■ **Exercise task**:
Transcribe all of the records word for word, but omit the pictures.

---------- Provided records

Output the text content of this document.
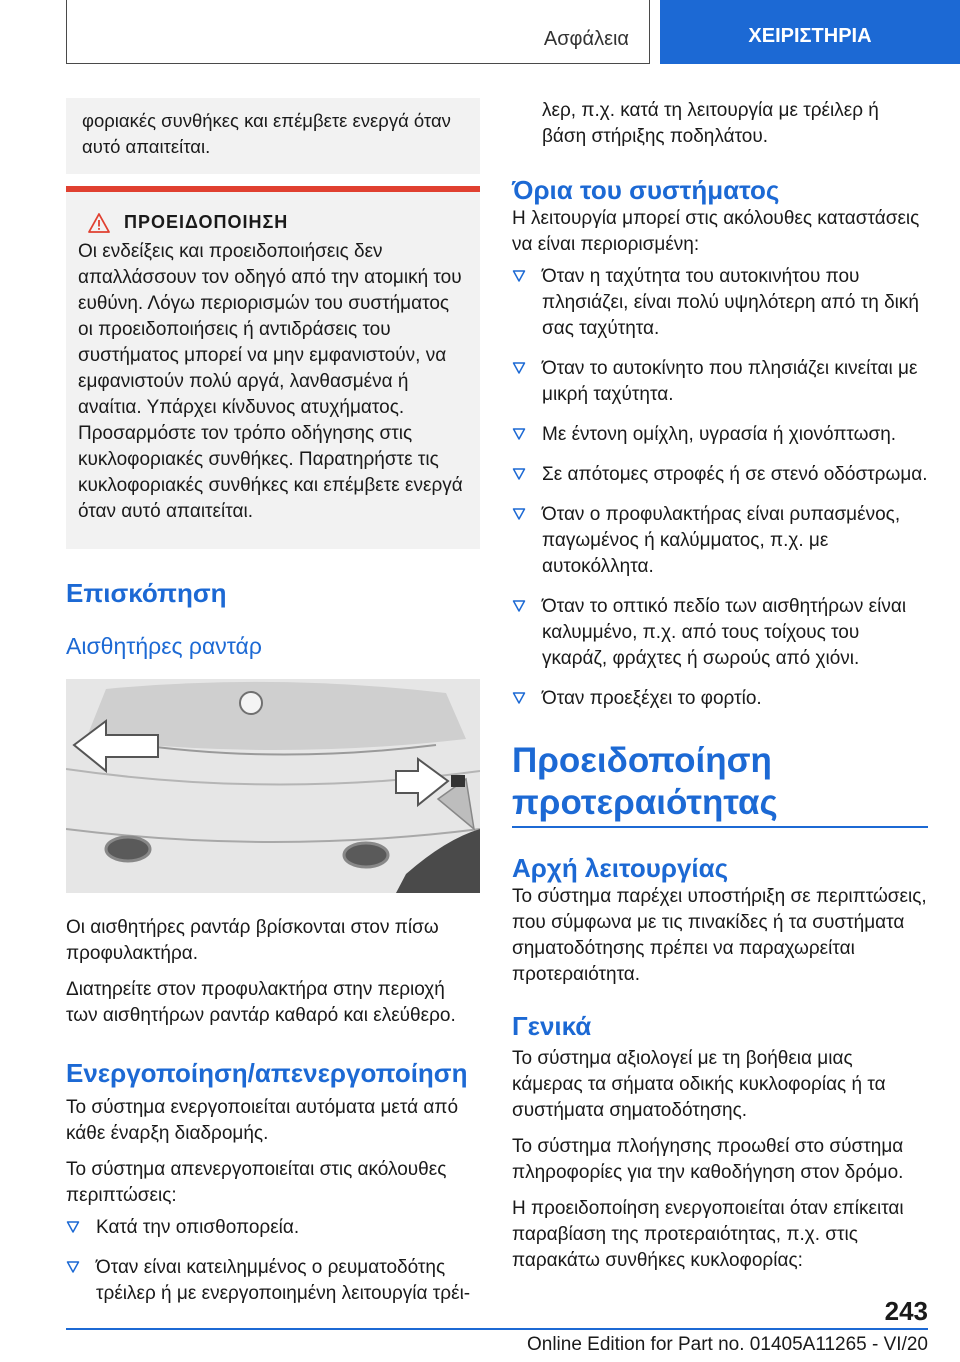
Ασφάλεια	ΧΕΙΡΙΣΤΗΡΙΑ

φοριακές συνθήκες και επέμβετε ενεργά όταν αυτό απαιτείται.

ΠΡΟΕΙΔΟΠΟΙΗΣΗ

Οι ενδείξεις και προειδοποιήσεις δεν απαλλάσσουν τον οδηγό από την ατομική του ευθύνη. Λόγω περιορισμών του συστήματος οι προειδοποιήσεις ή αντιδράσεις του συστήματος μπορεί να μην εμφανιστούν, να εμφανιστούν πολύ αργά, λανθασμένα ή αναίτια. Υπάρχει κίνδυνος ατυχήματος. Προσαρμόστε τον τρόπο οδήγησης στις κυκλοφοριακές συνθήκες. Παρατηρήστε τις κυκλοφοριακές συνθήκες και επέμβετε ενεργά όταν αυτό απαιτείται.

Επισκόπηση
Αισθητήρες ραντάρ

Οι αισθητήρες ραντάρ βρίσκονται στον πίσω προφυλακτήρα.

Διατηρείτε στον προφυλακτήρα στην περιοχή των αισθητήρων ραντάρ καθαρό και ελεύθερο.

Ενεργοποίηση/απενεργοποίηση

Το σύστημα ενεργοποιείται αυτόματα μετά από κάθε έναρξη διαδρομής.

Το σύστημα απενεργοποιείται στις ακόλουθες περιπτώσεις:

Κατά την οπισθοπορεία.
Όταν είναι κατειλημμένος ο ρευματοδότης τρέιλερ ή με ενεργοποιημένη λειτουργία τρέι-

λερ, π.χ. κατά τη λειτουργία με τρέιλερ ή βάση στήριξης ποδηλάτου.

Όρια του συστήματος

Η λειτουργία μπορεί στις ακόλουθες καταστάσεις να είναι περιορισμένη:

Όταν η ταχύτητα του αυτοκινήτου που πλησιάζει, είναι πολύ υψηλότερη από τη δική σας ταχύτητα.
Όταν το αυτοκίνητο που πλησιάζει κινείται με μικρή ταχύτητα.
Με έντονη ομίχλη, υγρασία ή χιονόπτωση.
Σε απότομες στροφές ή σε στενό οδόστρωμα.
Όταν ο προφυλακτήρας είναι ρυπασμένος, παγωμένος ή καλύμματος, π.χ. με αυτοκόλλητα.
Όταν το οπτικό πεδίο των αισθητήρων είναι καλυμμένο, π.χ. από τους τοίχους του γκαράζ, φράχτες ή σωρούς από χιόνι.
Όταν προεξέχει το φορτίο.
Προειδοποίηση προτεραιότητας
Αρχή λειτουργίας

Το σύστημα παρέχει υποστήριξη σε περιπτώσεις, που σύμφωνα με τις πινακίδες ή τα συστήματα σηματοδότησης πρέπει να παραχωρείται προτεραιότητα.

Γενικά

Το σύστημα αξιολογεί με τη βοήθεια μιας κάμερας τα σήματα οδικής κυκλοφορίας ή τα συστήματα σηματοδότησης.

Το σύστημα πλοήγησης προωθεί στο σύστημα πληροφορίες για την καθοδήγηση στον δρόμο.

Η προειδοποίηση ενεργοποιείται όταν επίκειται παραβίαση της προτεραιότητας, π.χ. στις παρακάτω συνθήκες κυκλοφορίας:

243
Online Edition for Part no. 01405A11265 - VI/20
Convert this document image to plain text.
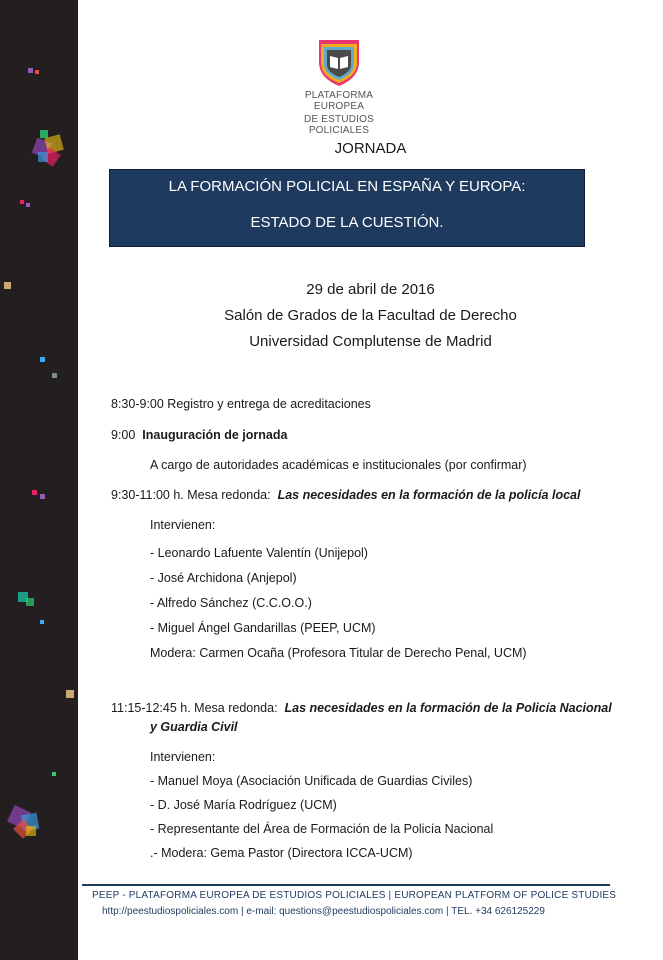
PLATAFORMA EUROPEA
DE ESTUDIOS POLICIALES
JORNADA
LA FORMACIÓN POLICIAL EN ESPAÑA Y EUROPA:
ESTADO DE LA CUESTIÓN.
29 de abril de 2016
Salón de Grados de la Facultad de Derecho
Universidad Complutense de Madrid
8:30-9:00 Registro y entrega de acreditaciones
9:00 Inauguración de jornada
A cargo de autoridades académicas e institucionales (por confirmar)
9:30-11:00 h. Mesa redonda: Las necesidades en la formación de la policía local
Intervienen:
- Leonardo Lafuente Valentín (Unijepol)
- José Archidona (Anjepol)
- Alfredo Sánchez (C.C.O.O.)
- Miguel Ángel Gandarillas (PEEP, UCM)
Modera: Carmen Ocaña (Profesora Titular de Derecho Penal, UCM)
11:15-12:45 h. Mesa redonda: Las necesidades en la formación de la Policía Nacional
y Guardia Civil
Intervienen:
- Manuel Moya (Asociación Unificada de Guardias Civiles)
- D. José María Rodríguez (UCM)
- Representante del Área de Formación de la Policía Nacional
.- Modera: Gema Pastor (Directora ICCA-UCM)
PEEP - PLATAFORMA EUROPEA DE ESTUDIOS POLICIALES | EUROPEAN PLATFORM OF POLICE STUDIES
http://peestudiospoliciales.com | e-mail: questions@peestudiospoliciales.com | TEL. +34 626125229
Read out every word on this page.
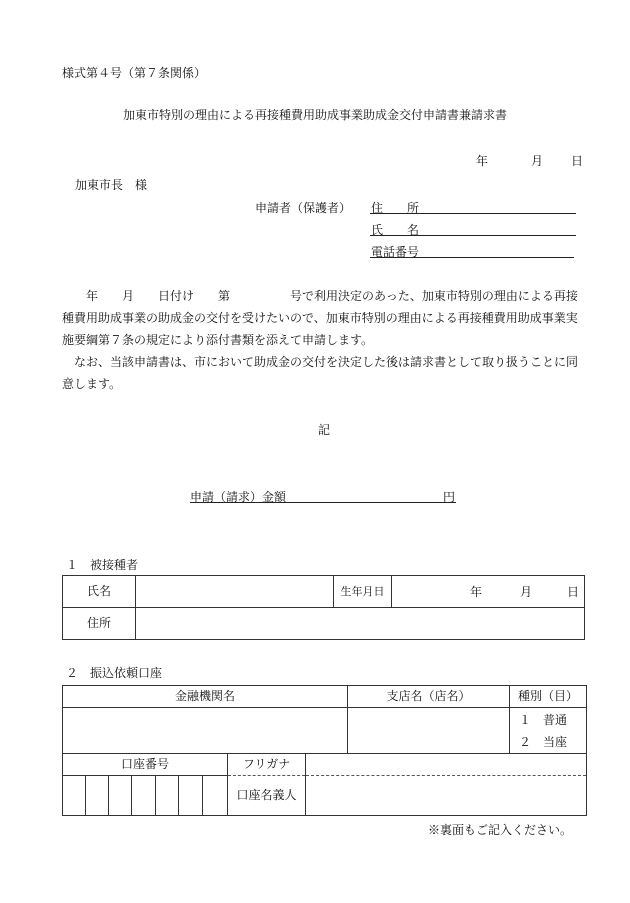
様式第４号（第７条関係）
加東市特別の理由による再接種費用助成事業助成金交付申請書兼請求書
年	月 日
加東市長　様
申請者（保護者） 住　　所
氏　　名
電話番号
　　年　　月　　日付け　　第　　　　　号で利用決定のあった、加東市特別の理由による再接種費用助成事業の助成金の交付を受けたいので、加東市特別の理由による再接種費用助成事業実施要綱第７条の規定により添付書類を添えて申請します。
　なお、当該申請書は、市において助成金の交付を決定した後は請求書として取り扱うことに同意します。
記
申請（請求）金額	円
１　被接種者
氏名		生年月日	年 月 日

住所			
２　振込依頼口座
金融機関名	支店名（店名）	種別（目）

		１　普通
２　当座
口座番号							フリガナ	
							口座名義人	
※裏面もご記入ください。
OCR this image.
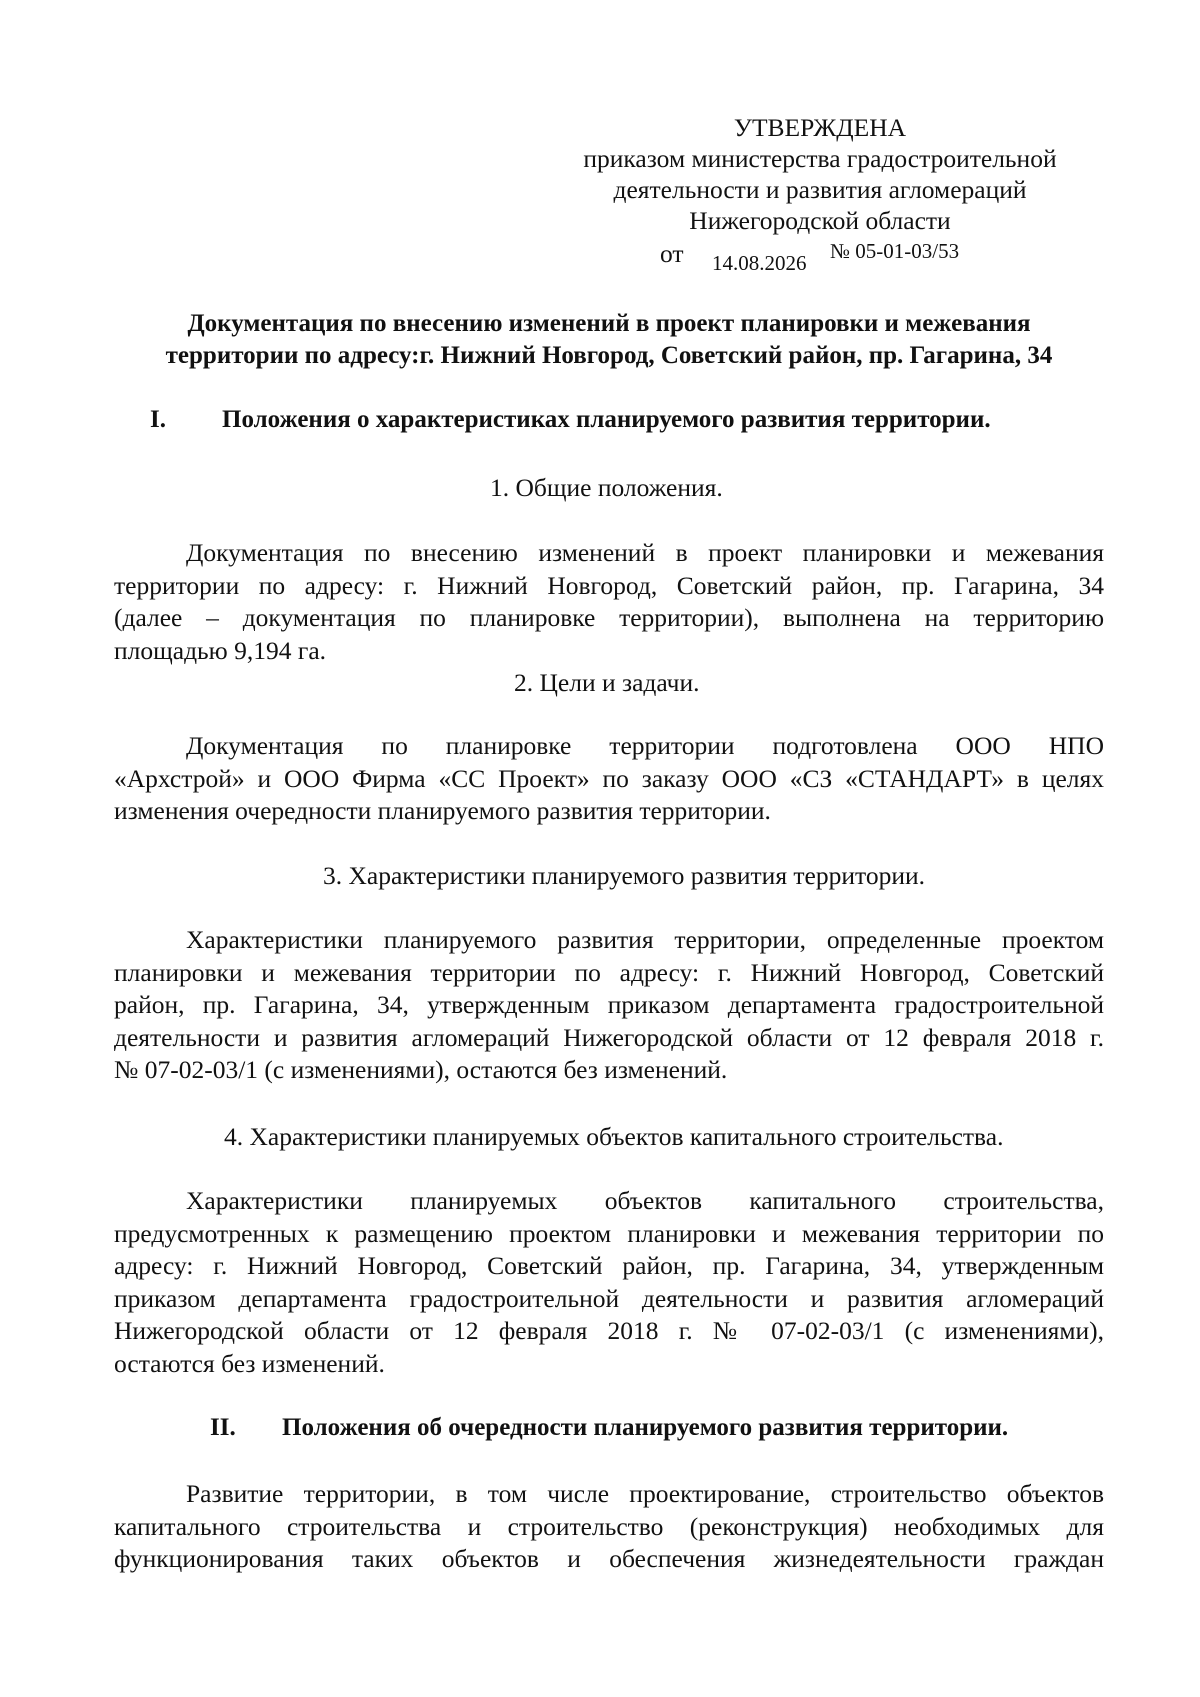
УТВЕРЖДЕНА
приказом министерства градостроительной
деятельности и развития агломераций
Нижегородской области
от 14.08.2026 № 05-01-03/53
Документация по внесению изменений в проект планировки и межевания
территории по адресу:г. Нижний Новгород, Советский район, пр. Гагарина, 34
I. Положения о характеристиках планируемого развития территории.
1. Общие положения.
Документация по внесению изменений в проект планировки и межевания
территории по адресу: г. Нижний Новгород, Советский район, пр. Гагарина, 34
(далее – документация по планировке территории), выполнена на территорию
площадью 9,194 га.
2. Цели и задачи.
Документация по планировке территории подготовлена ООО НПО
«Архстрой» и ООО Фирма «СС Проект» по заказу ООО «СЗ «СТАНДАРТ» в целях
изменения очередности планируемого развития территории.
3. Характеристики планируемого развития территории.
Характеристики планируемого развития территории, определенные проектом
планировки и межевания территории по адресу: г. Нижний Новгород, Советский
район, пр. Гагарина, 34, утвержденным приказом департамента градостроительной
деятельности и развития агломераций Нижегородской области от 12 февраля 2018 г.
№ 07-02-03/1 (с изменениями), остаются без изменений.
4. Характеристики планируемых объектов капитального строительства.
Характеристики планируемых объектов капитального строительства,
предусмотренных к размещению проектом планировки и межевания территории по
адресу: г. Нижний Новгород, Советский район, пр. Гагарина, 34, утвержденным
приказом департамента градостроительной деятельности и развития агломераций
Нижегородской области от 12 февраля 2018 г. № 07-02-03/1 (с изменениями),
остаются без изменений.
II. Положения об очередности планируемого развития территории.
Развитие территории, в том числе проектирование, строительство объектов
капитального строительства и строительство (реконструкция) необходимых для
функционирования таких объектов и обеспечения жизнедеятельности граждан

--------------------

■ **Correct result**:
Output the text content of this document.
Ασφάλεια	ΧΕΙΡΙΣΤΗΡΙΑ

φοριακές συνθήκες και επέμβετε ενεργά όταν αυτό απαιτείται.

ΠΡΟΕΙΔΟΠΟΙΗΣΗ

Οι ενδείξεις και προειδοποιήσεις δεν απαλλάσσουν τον οδηγό από την ατομική του ευθύνη. Λόγω περιορισμών του συστήματος οι προειδοποιήσεις ή αντιδράσεις του συστήματος μπορεί να μην εμφανιστούν, να εμφανιστούν πολύ αργά, λανθασμένα ή αναίτια. Υπάρχει κίνδυνος ατυχήματος. Προσαρμόστε τον τρόπο οδήγησης στις κυκλοφοριακές συνθήκες. Παρατηρήστε τις κυκλοφοριακές συνθήκες και επέμβετε ενεργά όταν αυτό απαιτείται.

Επισκόπηση
Αισθητήρες ραντάρ

Οι αισθητήρες ραντάρ βρίσκονται στον πίσω προφυλακτήρα.

Διατηρείτε στον προφυλακτήρα στην περιοχή των αισθητήρων ραντάρ καθαρό και ελεύθερο.

Ενεργοποίηση/απενεργοποίηση

Το σύστημα ενεργοποιείται αυτόματα μετά από κάθε έναρξη διαδρομής.

Το σύστημα απενεργοποιείται στις ακόλουθες περιπτώσεις:

Κατά την οπισθοπορεία.
Όταν είναι κατειλημμένος ο ρευματοδότης τρέιλερ ή με ενεργοποιημένη λειτουργία τρέι-

λερ, π.χ. κατά τη λειτουργία με τρέιλερ ή βάση στήριξης ποδηλάτου.

Όρια του συστήματος

Η λειτουργία μπορεί στις ακόλουθες καταστάσεις να είναι περιορισμένη:

Όταν η ταχύτητα του αυτοκινήτου που πλησιάζει, είναι πολύ υψηλότερη από τη δική σας ταχύτητα.
Όταν το αυτοκίνητο που πλησιάζει κινείται με μικρή ταχύτητα.
Με έντονη ομίχλη, υγρασία ή χιονόπτωση.
Σε απότομες στροφές ή σε στενό οδόστρωμα.
Όταν ο προφυλακτήρας είναι ρυπασμένος, παγωμένος ή καλύμματος, π.χ. με αυτοκόλλητα.
Όταν το οπτικό πεδίο των αισθητήρων είναι καλυμμένο, π.χ. από τους τοίχους του γκαράζ, φράχτες ή σωρούς από χιόνι.
Όταν προεξέχει το φορτίο.
Προειδοποίηση προτεραιότητας
Αρχή λειτουργίας

Το σύστημα παρέχει υποστήριξη σε περιπτώσεις, που σύμφωνα με τις πινακίδες ή τα συστήματα σηματοδότησης πρέπει να παραχωρείται προτεραιότητα.

Γενικά

Το σύστημα αξιολογεί με τη βοήθεια μιας κάμερας τα σήματα οδικής κυκλοφορίας ή τα συστήματα σηματοδότησης.

Το σύστημα πλοήγησης προωθεί στο σύστημα πληροφορίες για την καθοδήγηση στον δρόμο.

Η προειδοποίηση ενεργοποιείται όταν επίκειται παραβίαση της προτεραιότητας, π.χ. στις παρακάτω συνθήκες κυκλοφορίας:

243
Online Edition for Part no. 01405A11265 - VI/20
Convert this document image to plain text.
PLATAFORMA EUROPEA
DE ESTUDIOS POLICIALES
JORNADA
LA FORMACIÓN POLICIAL EN ESPAÑA Y EUROPA:
ESTADO DE LA CUESTIÓN.
29 de abril de 2016
Salón de Grados de la Facultad de Derecho
Universidad Complutense de Madrid
8:30-9:00 Registro y entrega de acreditaciones
9:00 Inauguración de jornada
A cargo de autoridades académicas e institucionales (por confirmar)
9:30-11:00 h. Mesa redonda: Las necesidades en la formación de la policía local
Intervienen:
- Leonardo Lafuente Valentín (Unijepol)
- José Archidona (Anjepol)
- Alfredo Sánchez (C.C.O.O.)
- Miguel Ángel Gandarillas (PEEP, UCM)
Modera: Carmen Ocaña (Profesora Titular de Derecho Penal, UCM)
11:15-12:45 h. Mesa redonda: Las necesidades en la formación de la Policía Nacional
y Guardia Civil
Intervienen:
- Manuel Moya (Asociación Unificada de Guardias Civiles)
- D. José María Rodríguez (UCM)
- Representante del Área de Formación de la Policía Nacional
.- Modera: Gema Pastor (Directora ICCA-UCM)
PEEP - PLATAFORMA EUROPEA DE ESTUDIOS POLICIALES | EUROPEAN PLATFORM OF POLICE STUDIES
http://peestudiospoliciales.com | e-mail: questions@peestudiospoliciales.com | TEL. +34 626125229
Read out every word on this page.
様式第４号（第７条関係）
加東市特別の理由による再接種費用助成事業助成金交付申請書兼請求書
年	月 日
加東市長　様
申請者（保護者） 住　　所
氏　　名
電話番号
　　年　　月　　日付け　　第　　　　　号で利用決定のあった、加東市特別の理由による再接種費用助成事業の助成金の交付を受けたいので、加東市特別の理由による再接種費用助成事業実施要綱第７条の規定により添付書類を添えて申請します。
　なお、当該申請書は、市において助成金の交付を決定した後は請求書として取り扱うことに同意します。
記
申請（請求）金額	円
１　被接種者
氏名		生年月日	年 月 日

住所			
２　振込依頼口座
金融機関名	支店名（店名）	種別（目）

		１　普通
２　当座
口座番号							フリガナ	
							口座名義人	
※裏面もご記入ください。
OCR this image.
УТВЕРЖДЕНА
приказом министерства градостроительной
деятельности и развития агломераций
Нижегородской области
от 14.08.2026 № 05-01-03/53
Документация по внесению изменений в проект планировки и межевания
территории по адресу:г. Нижний Новгород, Советский район, пр. Гагарина, 34
I. Положения о характеристиках планируемого развития территории.
1. Общие положения.
Документация по внесению изменений в проект планировки и межевания
территории по адресу: г. Нижний Новгород, Советский район, пр. Гагарина, 34
(далее – документация по планировке территории), выполнена на территорию
площадью 9,194 га.
2. Цели и задачи.
Документация по планировке территории подготовлена ООО НПО
«Архстрой» и ООО Фирма «СС Проект» по заказу ООО «СЗ «СТАНДАРТ» в целях
изменения очередности планируемого развития территории.
3. Характеристики планируемого развития территории.
Характеристики планируемого развития территории, определенные проектом
планировки и межевания территории по адресу: г. Нижний Новгород, Советский
район, пр. Гагарина, 34, утвержденным приказом департамента градостроительной
деятельности и развития агломераций Нижегородской области от 12 февраля 2018 г.
№ 07-02-03/1 (с изменениями), остаются без изменений.
4. Характеристики планируемых объектов капитального строительства.
Характеристики планируемых объектов капитального строительства,
предусмотренных к размещению проектом планировки и межевания территории по
адресу: г. Нижний Новгород, Советский район, пр. Гагарина, 34, утвержденным
приказом департамента градостроительной деятельности и развития агломераций
Нижегородской области от 12 февраля 2018 г. № 07-02-03/1 (с изменениями),
остаются без изменений.
II. Положения об очередности планируемого развития территории.
Развитие территории, в том числе проектирование, строительство объектов
капитального строительства и строительство (реконструкция) необходимых для
функционирования таких объектов и обеспечения жизнедеятельности граждан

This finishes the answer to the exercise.